_Exercise materials_
— START —

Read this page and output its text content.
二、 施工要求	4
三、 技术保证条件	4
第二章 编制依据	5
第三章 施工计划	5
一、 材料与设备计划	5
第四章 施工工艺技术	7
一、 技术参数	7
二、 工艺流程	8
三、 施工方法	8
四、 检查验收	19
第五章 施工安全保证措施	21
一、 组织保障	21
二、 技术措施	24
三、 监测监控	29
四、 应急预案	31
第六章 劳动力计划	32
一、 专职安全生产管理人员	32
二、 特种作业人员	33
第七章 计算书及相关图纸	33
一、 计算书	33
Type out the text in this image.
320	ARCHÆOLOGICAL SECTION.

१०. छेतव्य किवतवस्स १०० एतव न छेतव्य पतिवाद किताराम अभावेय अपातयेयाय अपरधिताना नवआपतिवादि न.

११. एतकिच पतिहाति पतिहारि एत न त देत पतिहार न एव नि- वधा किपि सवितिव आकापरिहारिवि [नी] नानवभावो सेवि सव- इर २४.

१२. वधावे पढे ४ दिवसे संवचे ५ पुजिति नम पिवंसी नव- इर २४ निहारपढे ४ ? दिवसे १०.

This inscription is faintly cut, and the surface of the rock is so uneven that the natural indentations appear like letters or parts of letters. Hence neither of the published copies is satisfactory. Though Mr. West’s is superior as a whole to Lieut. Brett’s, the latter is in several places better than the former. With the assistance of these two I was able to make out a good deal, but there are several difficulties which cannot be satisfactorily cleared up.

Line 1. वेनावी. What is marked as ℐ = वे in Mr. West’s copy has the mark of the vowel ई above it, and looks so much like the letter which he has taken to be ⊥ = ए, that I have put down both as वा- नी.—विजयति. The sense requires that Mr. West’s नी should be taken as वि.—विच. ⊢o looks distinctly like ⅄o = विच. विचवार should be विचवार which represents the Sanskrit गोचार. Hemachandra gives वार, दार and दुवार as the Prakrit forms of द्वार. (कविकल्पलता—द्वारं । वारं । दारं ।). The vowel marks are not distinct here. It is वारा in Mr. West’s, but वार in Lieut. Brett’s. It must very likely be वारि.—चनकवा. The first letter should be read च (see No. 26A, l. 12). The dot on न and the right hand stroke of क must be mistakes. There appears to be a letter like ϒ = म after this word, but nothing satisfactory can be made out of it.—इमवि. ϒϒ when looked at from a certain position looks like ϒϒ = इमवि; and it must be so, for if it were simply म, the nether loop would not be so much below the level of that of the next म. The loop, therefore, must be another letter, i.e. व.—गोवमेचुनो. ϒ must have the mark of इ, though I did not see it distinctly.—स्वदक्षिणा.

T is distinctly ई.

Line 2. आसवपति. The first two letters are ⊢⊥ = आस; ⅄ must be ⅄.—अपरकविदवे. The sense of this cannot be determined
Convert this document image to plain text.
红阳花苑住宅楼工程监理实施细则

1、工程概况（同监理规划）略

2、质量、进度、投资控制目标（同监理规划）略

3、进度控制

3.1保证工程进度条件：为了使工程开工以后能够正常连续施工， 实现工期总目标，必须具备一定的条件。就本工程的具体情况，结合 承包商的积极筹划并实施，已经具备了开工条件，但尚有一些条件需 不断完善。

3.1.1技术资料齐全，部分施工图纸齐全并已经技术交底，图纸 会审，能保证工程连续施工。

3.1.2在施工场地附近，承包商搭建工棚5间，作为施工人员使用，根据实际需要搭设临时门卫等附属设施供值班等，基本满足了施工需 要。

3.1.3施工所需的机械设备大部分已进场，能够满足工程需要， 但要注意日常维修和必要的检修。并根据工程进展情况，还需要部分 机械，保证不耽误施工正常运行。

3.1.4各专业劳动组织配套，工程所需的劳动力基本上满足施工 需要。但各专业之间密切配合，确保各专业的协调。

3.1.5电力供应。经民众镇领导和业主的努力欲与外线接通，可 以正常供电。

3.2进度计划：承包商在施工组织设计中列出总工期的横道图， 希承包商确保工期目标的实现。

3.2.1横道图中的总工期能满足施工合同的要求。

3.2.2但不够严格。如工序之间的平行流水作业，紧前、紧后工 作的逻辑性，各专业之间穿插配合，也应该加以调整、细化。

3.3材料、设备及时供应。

— END —

_Problem description_
Your task is to transcribe the listing above in full, exactly as given.

_Exercise solution_
Read this page and output its text content.
二、 施工要求	4
三、 技术保证条件	4
第二章 编制依据	5
第三章 施工计划	5
一、 材料与设备计划	5
第四章 施工工艺技术	7
一、 技术参数	7
二、 工艺流程	8
三、 施工方法	8
四、 检查验收	19
第五章 施工安全保证措施	21
一、 组织保障	21
二、 技术措施	24
三、 监测监控	29
四、 应急预案	31
第六章 劳动力计划	32
一、 专职安全生产管理人员	32
二、 特种作业人员	33
第七章 计算书及相关图纸	33
一、 计算书	33
Type out the text in this image.
320	ARCHÆOLOGICAL SECTION.

१०. छेतव्य किवतवस्स १०० एतव न छेतव्य पतिवाद किताराम अभावेय अपातयेयाय अपरधिताना नवआपतिवादि न.

११. एतकिच पतिहाति पतिहारि एत न त देत पतिहार न एव नि- वधा किपि सवितिव आकापरिहारिवि [नी] नानवभावो सेवि सव- इर २४.

१२. वधावे पढे ४ दिवसे संवचे ५ पुजिति नम पिवंसी नव- इर २४ निहारपढे ४ ? दिवसे १०.

This inscription is faintly cut, and the surface of the rock is so uneven that the natural indentations appear like letters or parts of letters. Hence neither of the published copies is satisfactory. Though Mr. West’s is superior as a whole to Lieut. Brett’s, the latter is in several places better than the former. With the assistance of these two I was able to make out a good deal, but there are several difficulties which cannot be satisfactorily cleared up.

Line 1. वेनावी. What is marked as ℐ = वे in Mr. West’s copy has the mark of the vowel ई above it, and looks so much like the letter which he has taken to be ⊥ = ए, that I have put down both as वा- नी.—विजयति. The sense requires that Mr. West’s नी should be taken as वि.—विच. ⊢o looks distinctly like ⅄o = विच. विचवार should be विचवार which represents the Sanskrit गोचार. Hemachandra gives वार, दार and दुवार as the Prakrit forms of द्वार. (कविकल्पलता—द्वारं । वारं । दारं ।). The vowel marks are not distinct here. It is वारा in Mr. West’s, but वार in Lieut. Brett’s. It must very likely be वारि.—चनकवा. The first letter should be read च (see No. 26A, l. 12). The dot on न and the right hand stroke of क must be mistakes. There appears to be a letter like ϒ = म after this word, but nothing satisfactory can be made out of it.—इमवि. ϒϒ when looked at from a certain position looks like ϒϒ = इमवि; and it must be so, for if it were simply म, the nether loop would not be so much below the level of that of the next म. The loop, therefore, must be another letter, i.e. व.—गोवमेचुनो. ϒ must have the mark of इ, though I did not see it distinctly.—स्वदक्षिणा.

T is distinctly ई.

Line 2. आसवपति. The first two letters are ⊢⊥ = आस; ⅄ must be ⅄.—अपरकविदवे. The sense of this cannot be determined
Convert this document image to plain text.
红阳花苑住宅楼工程监理实施细则

1、工程概况（同监理规划）略

2、质量、进度、投资控制目标（同监理规划）略

3、进度控制

3.1保证工程进度条件：为了使工程开工以后能够正常连续施工， 实现工期总目标，必须具备一定的条件。就本工程的具体情况，结合 承包商的积极筹划并实施，已经具备了开工条件，但尚有一些条件需 不断完善。

3.1.1技术资料齐全，部分施工图纸齐全并已经技术交底，图纸 会审，能保证工程连续施工。

3.1.2在施工场地附近，承包商搭建工棚5间，作为施工人员使用，根据实际需要搭设临时门卫等附属设施供值班等，基本满足了施工需 要。

3.1.3施工所需的机械设备大部分已进场，能够满足工程需要， 但要注意日常维修和必要的检修。并根据工程进展情况，还需要部分 机械，保证不耽误施工正常运行。

3.1.4各专业劳动组织配套，工程所需的劳动力基本上满足施工 需要。但各专业之间密切配合，确保各专业的协调。

3.1.5电力供应。经民众镇领导和业主的努力欲与外线接通，可 以正常供电。

3.2进度计划：承包商在施工组织设计中列出总工期的横道图， 希承包商确保工期目标的实现。

3.2.1横道图中的总工期能满足施工合同的要求。

3.2.2但不够严格。如工序之间的平行流水作业，紧前、紧后工 作的逻辑性，各专业之间穿插配合，也应该加以调整、细化。

3.3材料、设备及时供应。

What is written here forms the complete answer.